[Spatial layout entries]
# # # # # # #
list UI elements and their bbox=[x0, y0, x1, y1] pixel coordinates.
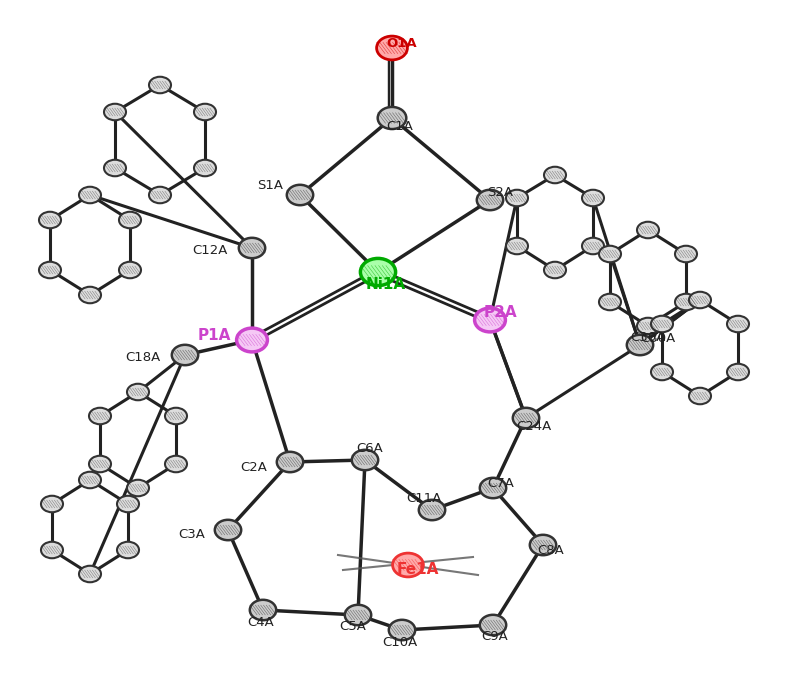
Ellipse shape bbox=[675, 294, 697, 310]
Ellipse shape bbox=[389, 620, 415, 640]
Text: C24A: C24A bbox=[517, 420, 552, 433]
Text: C2A: C2A bbox=[240, 460, 268, 473]
Text: C8A: C8A bbox=[538, 544, 564, 557]
Ellipse shape bbox=[41, 495, 63, 512]
Ellipse shape bbox=[345, 605, 371, 625]
Text: C30A: C30A bbox=[640, 331, 675, 344]
Ellipse shape bbox=[117, 542, 139, 558]
Ellipse shape bbox=[599, 294, 621, 310]
Text: C1A: C1A bbox=[386, 119, 414, 132]
Ellipse shape bbox=[194, 104, 216, 120]
Ellipse shape bbox=[79, 287, 101, 303]
Ellipse shape bbox=[637, 221, 659, 238]
Ellipse shape bbox=[637, 318, 659, 334]
Ellipse shape bbox=[236, 328, 268, 352]
Ellipse shape bbox=[378, 107, 407, 129]
Ellipse shape bbox=[651, 364, 673, 380]
Ellipse shape bbox=[194, 160, 216, 176]
Ellipse shape bbox=[476, 190, 503, 210]
Ellipse shape bbox=[104, 104, 126, 120]
Ellipse shape bbox=[149, 77, 171, 93]
Ellipse shape bbox=[119, 262, 141, 278]
Ellipse shape bbox=[675, 246, 697, 262]
Ellipse shape bbox=[475, 308, 506, 332]
Ellipse shape bbox=[89, 408, 111, 424]
Text: Ni1A: Ni1A bbox=[366, 277, 406, 291]
Ellipse shape bbox=[352, 450, 378, 470]
Ellipse shape bbox=[172, 345, 198, 365]
Ellipse shape bbox=[165, 408, 187, 424]
Ellipse shape bbox=[544, 167, 566, 184]
Text: C7A: C7A bbox=[487, 477, 514, 489]
Ellipse shape bbox=[119, 212, 141, 228]
Text: S1A: S1A bbox=[257, 179, 283, 192]
Ellipse shape bbox=[480, 615, 506, 635]
Ellipse shape bbox=[506, 238, 528, 254]
Ellipse shape bbox=[79, 472, 101, 489]
Text: C12A: C12A bbox=[192, 244, 228, 257]
Ellipse shape bbox=[419, 500, 445, 520]
Ellipse shape bbox=[41, 542, 63, 558]
Ellipse shape bbox=[599, 246, 621, 262]
Ellipse shape bbox=[377, 36, 407, 60]
Text: O1A: O1A bbox=[387, 37, 418, 50]
Ellipse shape bbox=[89, 456, 111, 472]
Ellipse shape bbox=[530, 535, 557, 555]
Ellipse shape bbox=[582, 238, 604, 254]
Text: P2A: P2A bbox=[484, 304, 517, 319]
Text: C3A: C3A bbox=[178, 529, 206, 542]
Ellipse shape bbox=[79, 187, 101, 204]
Ellipse shape bbox=[39, 262, 61, 278]
Ellipse shape bbox=[506, 190, 528, 206]
Ellipse shape bbox=[250, 600, 276, 620]
Ellipse shape bbox=[277, 452, 303, 472]
Ellipse shape bbox=[149, 187, 171, 204]
Text: Fe1A: Fe1A bbox=[396, 562, 439, 578]
Ellipse shape bbox=[480, 477, 506, 498]
Ellipse shape bbox=[626, 335, 653, 355]
Text: C18A: C18A bbox=[126, 351, 161, 364]
Ellipse shape bbox=[287, 185, 313, 205]
Text: C10A: C10A bbox=[382, 635, 418, 649]
Ellipse shape bbox=[104, 160, 126, 176]
Text: C9A: C9A bbox=[482, 631, 509, 644]
Ellipse shape bbox=[513, 408, 539, 428]
Ellipse shape bbox=[239, 238, 265, 258]
Ellipse shape bbox=[651, 316, 673, 333]
Text: S2A: S2A bbox=[487, 186, 513, 199]
Ellipse shape bbox=[727, 316, 749, 333]
Ellipse shape bbox=[127, 384, 149, 400]
Text: C11A: C11A bbox=[407, 491, 442, 504]
Ellipse shape bbox=[544, 262, 566, 278]
Ellipse shape bbox=[215, 520, 241, 540]
Text: P1A: P1A bbox=[197, 328, 231, 342]
Ellipse shape bbox=[39, 212, 61, 228]
Text: C4A: C4A bbox=[247, 615, 275, 629]
Text: C6A: C6A bbox=[356, 442, 383, 455]
Ellipse shape bbox=[582, 190, 604, 206]
Ellipse shape bbox=[79, 566, 101, 582]
Ellipse shape bbox=[689, 388, 711, 404]
Ellipse shape bbox=[727, 364, 749, 380]
Ellipse shape bbox=[689, 292, 711, 308]
Ellipse shape bbox=[392, 553, 423, 577]
Ellipse shape bbox=[360, 258, 396, 286]
Ellipse shape bbox=[165, 456, 187, 472]
Ellipse shape bbox=[117, 495, 139, 512]
Text: C5A: C5A bbox=[340, 620, 367, 633]
Ellipse shape bbox=[127, 480, 149, 496]
Text: C30A: C30A bbox=[630, 331, 666, 344]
# # # # # # #
→ **EXERCISE REQUIREMENTS**: Rewrite every row from the one containing "Ellipse shape bbox=[675, 294, 697, 310]" down to the one containing "Ellipse shape bbox=[345, 605, 371, 625]", putting "Oval shape" in place of "Ellipse shape" and leaving everything else unchanged.

→ **WRITTEN RESPONSE**:
Oval shape bbox=[675, 294, 697, 310]
Oval shape bbox=[389, 620, 415, 640]
Text: C24A: C24A bbox=[517, 420, 552, 433]
Text: C2A: C2A bbox=[240, 460, 268, 473]
Text: C8A: C8A bbox=[538, 544, 564, 557]
Oval shape bbox=[41, 495, 63, 512]
Oval shape bbox=[345, 605, 371, 625]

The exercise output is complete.